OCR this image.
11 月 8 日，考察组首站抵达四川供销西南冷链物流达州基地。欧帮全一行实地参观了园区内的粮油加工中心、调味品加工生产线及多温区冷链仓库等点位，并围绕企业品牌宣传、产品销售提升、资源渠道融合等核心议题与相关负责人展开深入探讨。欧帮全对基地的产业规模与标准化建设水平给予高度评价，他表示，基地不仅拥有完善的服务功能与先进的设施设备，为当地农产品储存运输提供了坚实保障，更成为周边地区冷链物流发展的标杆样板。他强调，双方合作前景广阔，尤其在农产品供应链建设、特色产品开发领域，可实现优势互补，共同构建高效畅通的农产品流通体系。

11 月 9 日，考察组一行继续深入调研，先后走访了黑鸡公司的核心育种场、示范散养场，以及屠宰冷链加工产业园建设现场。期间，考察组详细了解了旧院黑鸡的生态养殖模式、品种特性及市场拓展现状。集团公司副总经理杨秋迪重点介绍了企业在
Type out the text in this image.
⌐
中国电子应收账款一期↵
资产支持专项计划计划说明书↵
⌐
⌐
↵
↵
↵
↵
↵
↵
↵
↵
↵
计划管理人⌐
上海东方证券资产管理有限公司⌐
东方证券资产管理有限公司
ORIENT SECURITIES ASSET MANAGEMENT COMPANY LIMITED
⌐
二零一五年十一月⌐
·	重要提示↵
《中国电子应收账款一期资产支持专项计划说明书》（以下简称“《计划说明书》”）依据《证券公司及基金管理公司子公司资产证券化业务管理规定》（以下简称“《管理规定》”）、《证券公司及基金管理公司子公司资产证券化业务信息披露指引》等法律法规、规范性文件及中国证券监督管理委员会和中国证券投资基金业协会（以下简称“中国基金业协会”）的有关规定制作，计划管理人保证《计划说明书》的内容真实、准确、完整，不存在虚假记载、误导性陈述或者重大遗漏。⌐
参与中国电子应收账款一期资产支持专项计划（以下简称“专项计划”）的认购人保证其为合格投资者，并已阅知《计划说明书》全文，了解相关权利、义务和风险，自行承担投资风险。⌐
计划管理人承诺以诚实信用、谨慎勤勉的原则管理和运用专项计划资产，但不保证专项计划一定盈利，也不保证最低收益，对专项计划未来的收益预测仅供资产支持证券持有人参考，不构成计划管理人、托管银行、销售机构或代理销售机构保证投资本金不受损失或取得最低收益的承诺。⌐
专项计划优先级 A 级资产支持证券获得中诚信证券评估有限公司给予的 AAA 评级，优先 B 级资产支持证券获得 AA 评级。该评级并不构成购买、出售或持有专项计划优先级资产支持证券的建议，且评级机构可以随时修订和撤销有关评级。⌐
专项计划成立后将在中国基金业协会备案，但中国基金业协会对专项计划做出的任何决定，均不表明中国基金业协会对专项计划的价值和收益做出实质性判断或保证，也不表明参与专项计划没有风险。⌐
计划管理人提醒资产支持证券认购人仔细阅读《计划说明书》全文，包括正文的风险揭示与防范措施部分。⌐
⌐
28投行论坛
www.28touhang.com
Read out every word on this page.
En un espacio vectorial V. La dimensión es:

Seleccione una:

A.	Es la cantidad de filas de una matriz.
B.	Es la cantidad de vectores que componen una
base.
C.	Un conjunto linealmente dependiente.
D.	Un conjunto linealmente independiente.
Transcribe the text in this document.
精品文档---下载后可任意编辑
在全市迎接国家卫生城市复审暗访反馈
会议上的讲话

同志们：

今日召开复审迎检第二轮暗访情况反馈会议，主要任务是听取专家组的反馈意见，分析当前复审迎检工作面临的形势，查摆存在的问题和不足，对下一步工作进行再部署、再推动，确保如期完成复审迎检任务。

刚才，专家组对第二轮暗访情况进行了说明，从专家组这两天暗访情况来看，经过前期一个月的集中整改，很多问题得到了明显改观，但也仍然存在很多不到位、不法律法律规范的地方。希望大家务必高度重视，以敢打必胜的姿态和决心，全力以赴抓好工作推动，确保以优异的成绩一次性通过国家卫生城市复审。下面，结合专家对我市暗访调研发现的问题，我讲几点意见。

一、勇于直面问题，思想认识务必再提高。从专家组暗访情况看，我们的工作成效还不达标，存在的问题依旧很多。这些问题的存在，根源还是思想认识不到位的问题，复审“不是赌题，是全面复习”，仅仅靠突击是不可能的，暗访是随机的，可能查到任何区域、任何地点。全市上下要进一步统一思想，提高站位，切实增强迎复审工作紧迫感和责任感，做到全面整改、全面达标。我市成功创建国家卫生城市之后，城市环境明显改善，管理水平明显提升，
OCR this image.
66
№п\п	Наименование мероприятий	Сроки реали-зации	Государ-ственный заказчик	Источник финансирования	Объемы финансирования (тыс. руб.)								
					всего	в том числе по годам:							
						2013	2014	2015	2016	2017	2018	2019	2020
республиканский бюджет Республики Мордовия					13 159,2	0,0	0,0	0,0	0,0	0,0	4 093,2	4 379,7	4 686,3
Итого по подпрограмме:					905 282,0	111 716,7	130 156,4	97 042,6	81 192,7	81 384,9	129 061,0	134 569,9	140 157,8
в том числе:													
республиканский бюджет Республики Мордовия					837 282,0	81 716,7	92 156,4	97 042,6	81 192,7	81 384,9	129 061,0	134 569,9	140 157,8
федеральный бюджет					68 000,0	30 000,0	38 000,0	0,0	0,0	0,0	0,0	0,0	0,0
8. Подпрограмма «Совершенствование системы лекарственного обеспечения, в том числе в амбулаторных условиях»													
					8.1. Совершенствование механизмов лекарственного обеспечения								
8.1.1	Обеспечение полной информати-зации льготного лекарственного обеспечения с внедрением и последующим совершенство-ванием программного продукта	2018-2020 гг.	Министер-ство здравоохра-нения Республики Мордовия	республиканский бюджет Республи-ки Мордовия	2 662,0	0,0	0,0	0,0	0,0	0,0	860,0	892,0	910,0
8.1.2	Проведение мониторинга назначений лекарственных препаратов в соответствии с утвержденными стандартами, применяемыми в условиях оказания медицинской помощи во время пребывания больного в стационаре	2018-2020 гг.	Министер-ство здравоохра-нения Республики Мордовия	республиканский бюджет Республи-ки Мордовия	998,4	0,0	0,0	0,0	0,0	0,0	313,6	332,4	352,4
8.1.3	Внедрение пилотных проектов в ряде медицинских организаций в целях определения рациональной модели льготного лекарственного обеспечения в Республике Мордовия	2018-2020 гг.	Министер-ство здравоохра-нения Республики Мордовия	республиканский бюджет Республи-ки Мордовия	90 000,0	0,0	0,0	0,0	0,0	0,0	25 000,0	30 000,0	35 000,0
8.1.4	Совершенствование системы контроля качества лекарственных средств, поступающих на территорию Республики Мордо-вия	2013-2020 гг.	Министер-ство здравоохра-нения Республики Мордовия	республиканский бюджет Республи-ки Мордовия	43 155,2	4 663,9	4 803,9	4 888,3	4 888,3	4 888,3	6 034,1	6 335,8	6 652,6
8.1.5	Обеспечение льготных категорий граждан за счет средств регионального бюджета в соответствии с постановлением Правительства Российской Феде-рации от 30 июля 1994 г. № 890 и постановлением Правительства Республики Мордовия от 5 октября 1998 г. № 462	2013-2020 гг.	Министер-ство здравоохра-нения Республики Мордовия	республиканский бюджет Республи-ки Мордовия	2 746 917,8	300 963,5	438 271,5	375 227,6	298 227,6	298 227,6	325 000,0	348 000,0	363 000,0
------------------------------------------------
WHAT IS BEING ASKED: Find the word "обеспечения" in the data and copy out each line where it turns up.

PROBLEM SOLUTION:
8. Подпрограмма «Совершенствование системы лекарственного обеспечения, в том числе в амбулаторных условиях»													
					8.1. Совершенствование механизмов лекарственного обеспечения								
8.1.1	Обеспечение полной информати-зации льготного лекарственного обеспечения с внедрением и последующим совершенство-ванием программного продукта	2018-2020 гг.	Министер-ство здравоохра-нения Республики Мордовия	республиканский бюджет Республи-ки Мордовия	2 662,0	0,0	0,0	0,0	0,0	0,0	860,0	892,0	910,0
8.1.3	Внедрение пилотных проектов в ряде медицинских организаций в целях определения рациональной модели льготного лекарственного обеспечения в Республике Мордовия	2018-2020 гг.	Министер-ство здравоохра-нения Республики Мордовия	республиканский бюджет Республи-ки Мордовия	90 000,0	0,0	0,0	0,0	0,0	0,0	25 000,0	30 000,0	35 000,0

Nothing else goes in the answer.